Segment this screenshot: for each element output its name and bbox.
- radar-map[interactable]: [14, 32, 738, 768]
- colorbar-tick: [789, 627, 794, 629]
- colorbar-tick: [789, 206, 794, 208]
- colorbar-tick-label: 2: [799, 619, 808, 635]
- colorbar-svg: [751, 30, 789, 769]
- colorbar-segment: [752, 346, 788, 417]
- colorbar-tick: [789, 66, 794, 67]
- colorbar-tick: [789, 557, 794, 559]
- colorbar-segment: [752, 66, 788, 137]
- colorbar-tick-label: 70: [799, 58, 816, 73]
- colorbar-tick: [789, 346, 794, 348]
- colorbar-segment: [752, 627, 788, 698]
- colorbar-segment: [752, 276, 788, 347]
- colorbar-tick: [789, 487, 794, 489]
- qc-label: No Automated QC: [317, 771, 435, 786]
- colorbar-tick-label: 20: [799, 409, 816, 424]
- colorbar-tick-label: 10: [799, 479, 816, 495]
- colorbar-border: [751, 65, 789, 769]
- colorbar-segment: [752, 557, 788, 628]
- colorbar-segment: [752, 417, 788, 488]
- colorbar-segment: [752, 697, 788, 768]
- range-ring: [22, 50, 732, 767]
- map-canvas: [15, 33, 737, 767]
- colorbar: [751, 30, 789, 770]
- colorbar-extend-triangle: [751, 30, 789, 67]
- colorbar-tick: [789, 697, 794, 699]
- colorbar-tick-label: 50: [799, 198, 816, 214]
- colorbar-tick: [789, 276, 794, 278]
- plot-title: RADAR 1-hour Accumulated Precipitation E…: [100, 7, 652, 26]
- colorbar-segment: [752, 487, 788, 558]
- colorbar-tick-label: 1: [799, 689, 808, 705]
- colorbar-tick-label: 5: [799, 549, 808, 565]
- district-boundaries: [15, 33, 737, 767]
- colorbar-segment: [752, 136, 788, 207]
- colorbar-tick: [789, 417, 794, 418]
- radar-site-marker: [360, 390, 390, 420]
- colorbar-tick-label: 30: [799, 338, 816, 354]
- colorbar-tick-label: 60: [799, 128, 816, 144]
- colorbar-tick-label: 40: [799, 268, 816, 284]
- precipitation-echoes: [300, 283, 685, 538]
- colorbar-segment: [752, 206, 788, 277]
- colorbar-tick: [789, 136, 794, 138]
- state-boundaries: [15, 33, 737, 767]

□ □ □

# Aim
Reproduce the data above in full, substituting "color-band" for every occurrence of "colorbar-segment" and leaving everything else unchanged.

# Written answer
Segment this screenshot: for each element output its name and bbox.
- radar-map[interactable]: [14, 32, 738, 768]
- colorbar-tick: [789, 627, 794, 629]
- colorbar-tick: [789, 206, 794, 208]
- colorbar-tick-label: 2: [799, 619, 808, 635]
- colorbar-svg: [751, 30, 789, 769]
- color-band: [752, 346, 788, 417]
- colorbar-tick: [789, 66, 794, 67]
- colorbar-tick: [789, 557, 794, 559]
- color-band: [752, 66, 788, 137]
- colorbar-tick-label: 70: [799, 58, 816, 73]
- colorbar-tick: [789, 346, 794, 348]
- color-band: [752, 627, 788, 698]
- color-band: [752, 276, 788, 347]
- colorbar-tick: [789, 487, 794, 489]
- qc-label: No Automated QC: [317, 771, 435, 786]
- colorbar-tick-label: 20: [799, 409, 816, 424]
- colorbar-tick-label: 10: [799, 479, 816, 495]
- colorbar-border: [751, 65, 789, 769]
- color-band: [752, 557, 788, 628]
- color-band: [752, 417, 788, 488]
- color-band: [752, 697, 788, 768]
- range-ring: [22, 50, 732, 767]
- map-canvas: [15, 33, 737, 767]
- colorbar: [751, 30, 789, 770]
- colorbar-extend-triangle: [751, 30, 789, 67]
- colorbar-tick: [789, 697, 794, 699]
- colorbar-tick-label: 50: [799, 198, 816, 214]
- colorbar-tick: [789, 276, 794, 278]
- plot-title: RADAR 1-hour Accumulated Precipitation E…: [100, 7, 652, 26]
- color-band: [752, 487, 788, 558]
- colorbar-tick-label: 1: [799, 689, 808, 705]
- colorbar-tick-label: 5: [799, 549, 808, 565]
- district-boundaries: [15, 33, 737, 767]
- color-band: [752, 136, 788, 207]
- colorbar-tick: [789, 417, 794, 418]
- radar-site-marker: [360, 390, 390, 420]
- colorbar-tick-label: 30: [799, 338, 816, 354]
- colorbar-tick-label: 60: [799, 128, 816, 144]
- colorbar-tick-label: 40: [799, 268, 816, 284]
- precipitation-echoes: [300, 283, 685, 538]
- color-band: [752, 206, 788, 277]
- colorbar-tick: [789, 136, 794, 138]
- state-boundaries: [15, 33, 737, 767]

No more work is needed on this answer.